(Collected data entries)
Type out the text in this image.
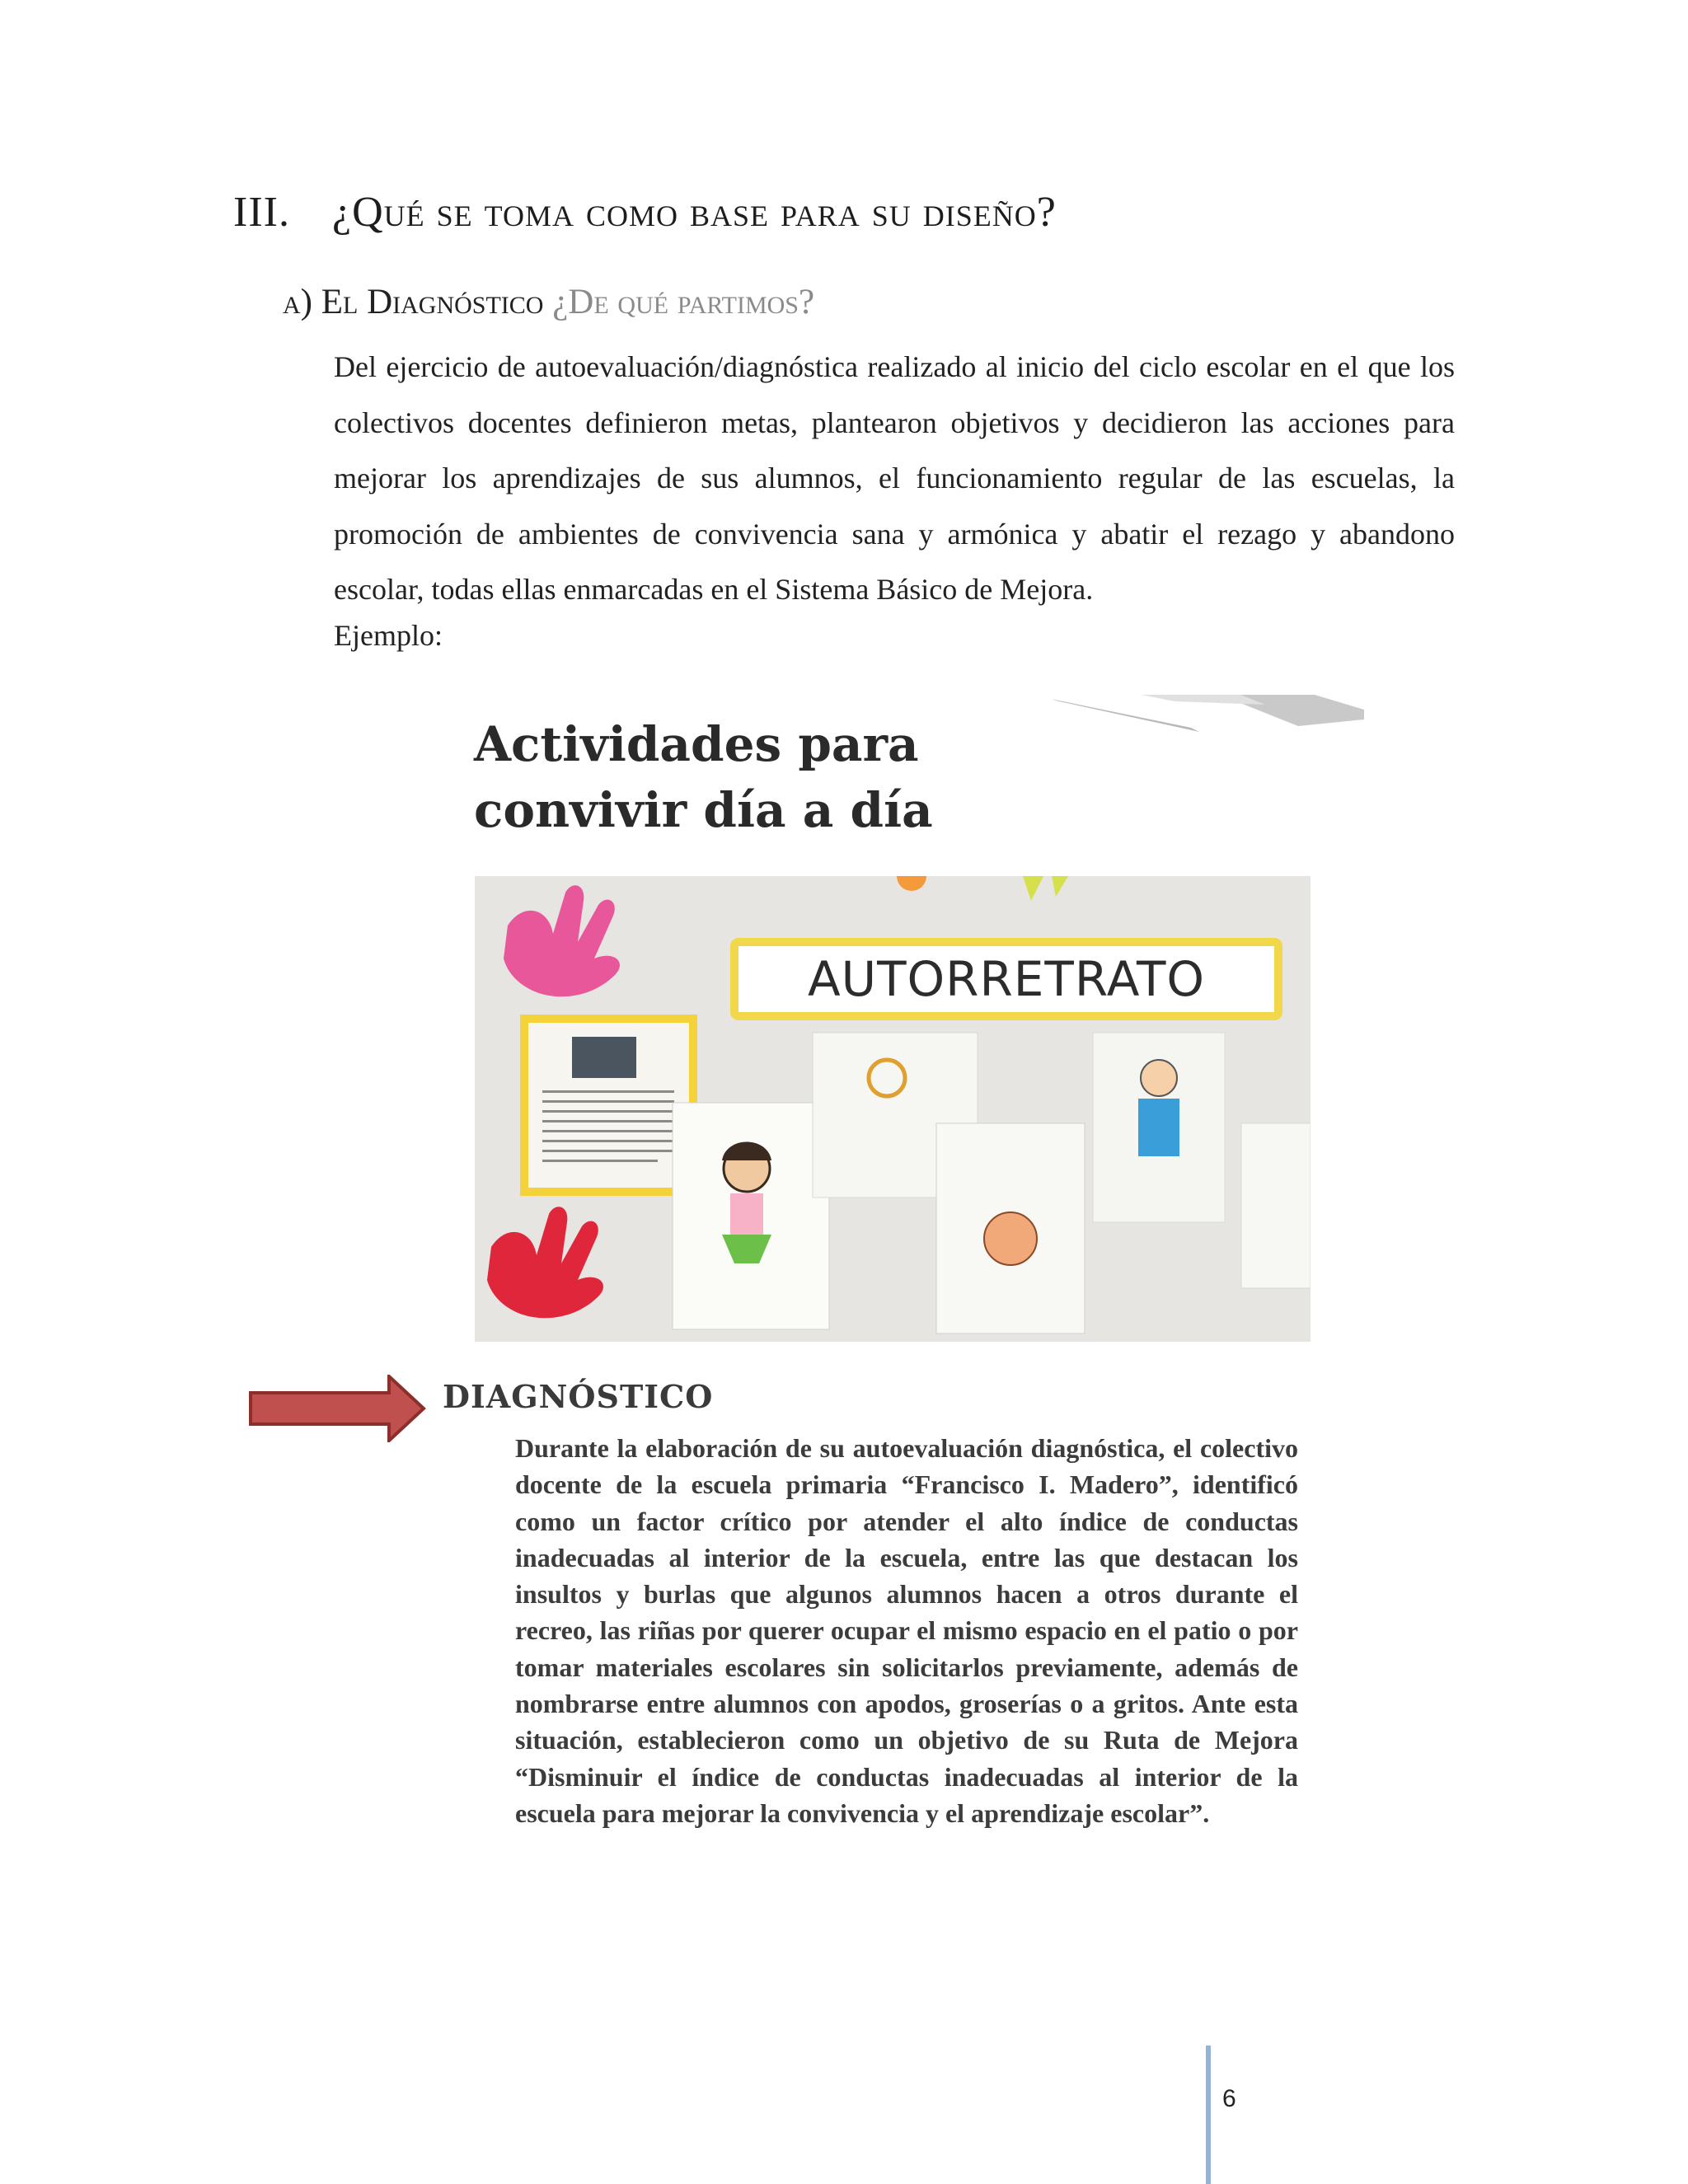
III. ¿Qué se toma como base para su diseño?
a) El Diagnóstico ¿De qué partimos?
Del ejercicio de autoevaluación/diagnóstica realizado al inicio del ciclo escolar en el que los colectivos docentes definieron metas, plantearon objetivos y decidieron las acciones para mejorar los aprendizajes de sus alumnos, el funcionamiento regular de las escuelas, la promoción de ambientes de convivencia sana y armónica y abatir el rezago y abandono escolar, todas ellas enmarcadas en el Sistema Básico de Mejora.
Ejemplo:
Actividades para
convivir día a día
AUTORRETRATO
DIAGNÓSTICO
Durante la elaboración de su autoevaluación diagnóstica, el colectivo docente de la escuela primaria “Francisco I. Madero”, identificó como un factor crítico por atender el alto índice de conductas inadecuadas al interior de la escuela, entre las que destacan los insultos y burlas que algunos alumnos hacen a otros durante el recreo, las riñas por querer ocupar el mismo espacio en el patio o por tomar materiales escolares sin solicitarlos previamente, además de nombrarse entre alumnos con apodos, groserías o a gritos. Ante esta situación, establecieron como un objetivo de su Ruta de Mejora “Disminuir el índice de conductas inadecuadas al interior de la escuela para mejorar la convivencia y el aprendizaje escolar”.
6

## PROBLEM
Strip out the pictures and quote the remaining data word for word.

## FINISHED TASK
Type out the text in this image.
III. ¿Qué se toma como base para su diseño?
a) El Diagnóstico ¿De qué partimos?
Del ejercicio de autoevaluación/diagnóstica realizado al inicio del ciclo escolar en el que los colectivos docentes definieron metas, plantearon objetivos y decidieron las acciones para mejorar los aprendizajes de sus alumnos, el funcionamiento regular de las escuelas, la promoción de ambientes de convivencia sana y armónica y abatir el rezago y abandono escolar, todas ellas enmarcadas en el Sistema Básico de Mejora.
Ejemplo:
Actividades para
convivir día a día
AUTORRETRATO
DIAGNÓSTICO
Durante la elaboración de su autoevaluación diagnóstica, el colectivo docente de la escuela primaria “Francisco I. Madero”, identificó como un factor crítico por atender el alto índice de conductas inadecuadas al interior de la escuela, entre las que destacan los insultos y burlas que algunos alumnos hacen a otros durante el recreo, las riñas por querer ocupar el mismo espacio en el patio o por tomar materiales escolares sin solicitarlos previamente, además de nombrarse entre alumnos con apodos, groserías o a gritos. Ante esta situación, establecieron como un objetivo de su Ruta de Mejora “Disminuir el índice de conductas inadecuadas al interior de la escuela para mejorar la convivencia y el aprendizaje escolar”.
6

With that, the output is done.